↓

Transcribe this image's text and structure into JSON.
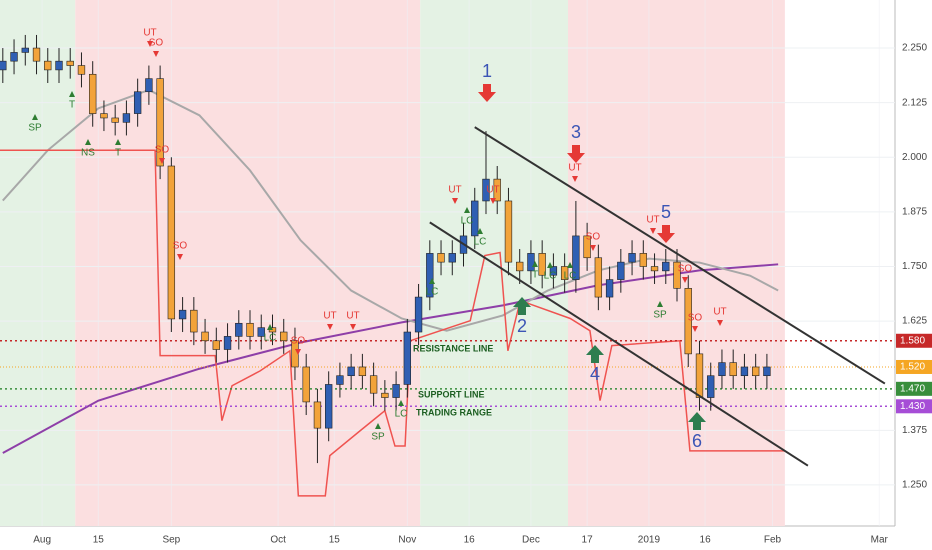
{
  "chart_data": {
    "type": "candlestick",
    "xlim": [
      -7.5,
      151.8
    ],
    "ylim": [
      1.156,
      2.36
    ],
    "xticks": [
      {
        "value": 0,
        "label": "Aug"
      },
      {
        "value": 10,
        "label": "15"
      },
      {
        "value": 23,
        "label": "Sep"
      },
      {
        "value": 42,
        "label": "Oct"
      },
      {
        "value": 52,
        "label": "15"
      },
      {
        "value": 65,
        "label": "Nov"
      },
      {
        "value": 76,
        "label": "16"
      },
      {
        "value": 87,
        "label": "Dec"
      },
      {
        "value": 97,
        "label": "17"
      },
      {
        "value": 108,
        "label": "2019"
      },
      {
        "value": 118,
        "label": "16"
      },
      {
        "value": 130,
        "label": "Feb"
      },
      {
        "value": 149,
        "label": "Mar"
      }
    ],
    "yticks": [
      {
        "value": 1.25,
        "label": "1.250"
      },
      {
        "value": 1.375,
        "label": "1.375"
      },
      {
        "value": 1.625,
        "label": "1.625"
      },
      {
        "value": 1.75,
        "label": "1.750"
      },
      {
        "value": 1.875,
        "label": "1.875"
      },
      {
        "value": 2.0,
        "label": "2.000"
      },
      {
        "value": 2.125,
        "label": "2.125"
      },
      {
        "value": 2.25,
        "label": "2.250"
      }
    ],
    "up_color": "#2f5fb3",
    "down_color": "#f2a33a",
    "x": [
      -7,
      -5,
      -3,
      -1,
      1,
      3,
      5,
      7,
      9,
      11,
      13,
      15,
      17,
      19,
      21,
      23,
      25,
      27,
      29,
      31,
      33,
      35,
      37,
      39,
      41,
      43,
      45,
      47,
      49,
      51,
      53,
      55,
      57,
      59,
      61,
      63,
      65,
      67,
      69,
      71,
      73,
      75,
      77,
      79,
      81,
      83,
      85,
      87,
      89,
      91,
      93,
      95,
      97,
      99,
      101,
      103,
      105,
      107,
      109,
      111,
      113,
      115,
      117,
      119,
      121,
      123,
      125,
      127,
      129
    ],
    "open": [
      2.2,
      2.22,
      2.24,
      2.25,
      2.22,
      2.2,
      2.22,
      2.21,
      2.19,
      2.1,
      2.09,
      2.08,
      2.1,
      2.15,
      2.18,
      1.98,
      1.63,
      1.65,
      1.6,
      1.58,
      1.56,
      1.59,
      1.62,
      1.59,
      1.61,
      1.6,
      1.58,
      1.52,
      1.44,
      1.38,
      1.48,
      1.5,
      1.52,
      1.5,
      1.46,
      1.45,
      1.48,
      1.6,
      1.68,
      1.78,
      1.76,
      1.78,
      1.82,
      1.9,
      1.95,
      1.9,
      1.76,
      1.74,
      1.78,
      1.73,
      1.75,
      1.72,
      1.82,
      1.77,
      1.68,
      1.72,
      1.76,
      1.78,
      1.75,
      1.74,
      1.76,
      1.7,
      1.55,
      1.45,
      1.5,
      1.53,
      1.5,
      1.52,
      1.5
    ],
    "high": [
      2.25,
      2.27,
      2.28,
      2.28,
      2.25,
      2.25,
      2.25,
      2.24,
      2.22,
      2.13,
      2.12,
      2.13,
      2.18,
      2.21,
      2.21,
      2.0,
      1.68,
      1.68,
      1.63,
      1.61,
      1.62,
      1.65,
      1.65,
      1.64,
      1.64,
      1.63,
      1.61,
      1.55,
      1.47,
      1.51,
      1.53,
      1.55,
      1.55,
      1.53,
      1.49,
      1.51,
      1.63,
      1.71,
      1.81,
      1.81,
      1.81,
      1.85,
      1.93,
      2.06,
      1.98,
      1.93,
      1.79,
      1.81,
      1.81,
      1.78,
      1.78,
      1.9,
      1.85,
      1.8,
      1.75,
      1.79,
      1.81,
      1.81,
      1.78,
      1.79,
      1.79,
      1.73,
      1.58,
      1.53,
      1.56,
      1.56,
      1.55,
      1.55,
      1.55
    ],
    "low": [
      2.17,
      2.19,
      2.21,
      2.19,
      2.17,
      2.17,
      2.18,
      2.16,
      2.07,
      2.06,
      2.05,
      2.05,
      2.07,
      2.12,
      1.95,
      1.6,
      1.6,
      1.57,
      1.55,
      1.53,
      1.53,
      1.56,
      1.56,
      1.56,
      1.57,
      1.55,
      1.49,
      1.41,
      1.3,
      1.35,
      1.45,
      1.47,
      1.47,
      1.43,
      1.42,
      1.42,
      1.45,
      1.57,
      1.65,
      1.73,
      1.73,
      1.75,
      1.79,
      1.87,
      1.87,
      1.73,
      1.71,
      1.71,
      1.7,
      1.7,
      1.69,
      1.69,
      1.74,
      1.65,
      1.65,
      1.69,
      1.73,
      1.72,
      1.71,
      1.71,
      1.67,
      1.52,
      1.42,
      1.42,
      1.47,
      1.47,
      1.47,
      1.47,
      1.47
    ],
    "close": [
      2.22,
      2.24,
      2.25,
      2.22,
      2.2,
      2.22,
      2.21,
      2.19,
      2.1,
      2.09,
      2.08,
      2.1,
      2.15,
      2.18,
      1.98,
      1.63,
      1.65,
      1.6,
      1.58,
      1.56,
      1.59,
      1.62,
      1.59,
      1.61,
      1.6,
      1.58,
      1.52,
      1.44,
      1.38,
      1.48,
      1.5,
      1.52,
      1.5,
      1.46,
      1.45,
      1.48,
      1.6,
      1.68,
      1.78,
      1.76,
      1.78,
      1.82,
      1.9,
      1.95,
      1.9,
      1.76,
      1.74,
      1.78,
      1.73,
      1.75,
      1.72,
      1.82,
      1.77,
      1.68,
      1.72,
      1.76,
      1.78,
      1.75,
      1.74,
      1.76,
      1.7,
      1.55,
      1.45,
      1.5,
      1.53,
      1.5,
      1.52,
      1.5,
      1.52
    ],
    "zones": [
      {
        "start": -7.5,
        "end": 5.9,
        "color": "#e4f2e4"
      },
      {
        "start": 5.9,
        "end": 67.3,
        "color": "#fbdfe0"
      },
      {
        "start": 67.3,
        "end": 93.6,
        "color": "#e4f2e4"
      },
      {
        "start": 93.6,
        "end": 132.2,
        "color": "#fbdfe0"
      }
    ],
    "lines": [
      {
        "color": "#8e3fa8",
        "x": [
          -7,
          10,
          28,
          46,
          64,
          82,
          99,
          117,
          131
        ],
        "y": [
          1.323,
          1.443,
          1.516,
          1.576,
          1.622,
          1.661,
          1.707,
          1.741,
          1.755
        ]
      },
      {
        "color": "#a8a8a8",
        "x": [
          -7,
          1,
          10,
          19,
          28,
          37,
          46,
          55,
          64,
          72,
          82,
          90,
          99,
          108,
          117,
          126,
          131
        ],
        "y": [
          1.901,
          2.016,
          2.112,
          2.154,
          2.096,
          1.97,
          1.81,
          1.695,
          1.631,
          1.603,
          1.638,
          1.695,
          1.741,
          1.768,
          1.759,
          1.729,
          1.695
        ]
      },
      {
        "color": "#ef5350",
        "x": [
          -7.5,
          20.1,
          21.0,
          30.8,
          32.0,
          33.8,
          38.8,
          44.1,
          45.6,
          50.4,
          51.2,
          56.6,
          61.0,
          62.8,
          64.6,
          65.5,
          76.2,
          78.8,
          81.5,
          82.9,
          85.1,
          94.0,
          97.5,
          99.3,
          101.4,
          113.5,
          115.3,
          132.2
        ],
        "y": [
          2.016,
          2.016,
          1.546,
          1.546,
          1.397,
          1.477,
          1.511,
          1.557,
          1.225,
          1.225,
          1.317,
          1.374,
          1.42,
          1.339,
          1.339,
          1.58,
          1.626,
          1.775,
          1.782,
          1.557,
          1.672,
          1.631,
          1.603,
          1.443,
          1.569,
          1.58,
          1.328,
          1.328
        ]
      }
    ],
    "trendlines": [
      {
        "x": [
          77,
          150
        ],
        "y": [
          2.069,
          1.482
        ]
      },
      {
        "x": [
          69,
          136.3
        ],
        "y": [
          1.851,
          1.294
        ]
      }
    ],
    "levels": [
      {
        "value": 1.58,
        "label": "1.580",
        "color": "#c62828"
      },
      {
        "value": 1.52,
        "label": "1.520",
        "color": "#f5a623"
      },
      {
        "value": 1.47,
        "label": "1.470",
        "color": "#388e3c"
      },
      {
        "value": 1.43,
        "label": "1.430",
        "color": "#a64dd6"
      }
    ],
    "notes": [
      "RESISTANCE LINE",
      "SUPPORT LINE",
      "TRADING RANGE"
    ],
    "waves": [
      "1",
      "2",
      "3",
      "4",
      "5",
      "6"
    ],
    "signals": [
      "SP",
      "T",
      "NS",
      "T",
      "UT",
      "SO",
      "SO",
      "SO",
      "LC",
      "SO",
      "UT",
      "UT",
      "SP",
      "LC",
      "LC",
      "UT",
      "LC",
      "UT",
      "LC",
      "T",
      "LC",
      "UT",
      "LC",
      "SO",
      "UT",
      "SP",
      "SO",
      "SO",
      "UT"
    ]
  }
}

↑

**REQUIRED TASK**
Within the listing above, find every line containing the string "start" and return it.

**SOLUTION BELOW**
        "start": -7.5,
        "start": 5.9,
        "start": 67.3,
        "start": 93.6,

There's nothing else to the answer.